YOUR GOAL: Scan the listing below. Report each line that includes "краевой".

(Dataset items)
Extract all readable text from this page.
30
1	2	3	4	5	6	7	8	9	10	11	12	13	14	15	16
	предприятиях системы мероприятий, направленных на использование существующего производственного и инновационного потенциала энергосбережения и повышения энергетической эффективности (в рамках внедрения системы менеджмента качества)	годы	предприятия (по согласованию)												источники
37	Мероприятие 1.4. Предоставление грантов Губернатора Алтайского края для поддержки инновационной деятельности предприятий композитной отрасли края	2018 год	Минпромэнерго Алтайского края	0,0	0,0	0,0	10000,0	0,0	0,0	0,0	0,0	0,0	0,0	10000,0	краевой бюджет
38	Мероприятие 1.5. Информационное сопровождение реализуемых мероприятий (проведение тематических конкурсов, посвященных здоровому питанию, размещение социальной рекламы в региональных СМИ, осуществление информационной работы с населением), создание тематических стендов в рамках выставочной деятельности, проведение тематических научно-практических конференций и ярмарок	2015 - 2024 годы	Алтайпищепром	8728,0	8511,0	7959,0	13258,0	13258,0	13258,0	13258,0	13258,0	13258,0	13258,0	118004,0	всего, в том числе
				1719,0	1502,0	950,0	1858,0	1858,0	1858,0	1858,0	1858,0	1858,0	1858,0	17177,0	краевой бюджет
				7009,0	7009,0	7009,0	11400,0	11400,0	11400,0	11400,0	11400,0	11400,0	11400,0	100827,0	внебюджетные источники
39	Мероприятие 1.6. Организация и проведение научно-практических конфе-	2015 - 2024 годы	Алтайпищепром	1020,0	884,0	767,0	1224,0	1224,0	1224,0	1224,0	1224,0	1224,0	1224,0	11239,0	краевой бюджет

IN RESPONSE:
37	Мероприятие 1.4. Предоставление грантов Губернатора Алтайского края для поддержки инновационной деятельности предприятий композитной отрасли края	2018 год	Минпромэнерго Алтайского края	0,0	0,0	0,0	10000,0	0,0	0,0	0,0	0,0	0,0	0,0	10000,0	краевой бюджет
				1719,0	1502,0	950,0	1858,0	1858,0	1858,0	1858,0	1858,0	1858,0	1858,0	17177,0	краевой бюджет
39	Мероприятие 1.6. Организация и проведение научно-практических конфе-	2015 - 2024 годы	Алтайпищепром	1020,0	884,0	767,0	1224,0	1224,0	1224,0	1224,0	1224,0	1224,0	1224,0	11239,0	краевой бюджет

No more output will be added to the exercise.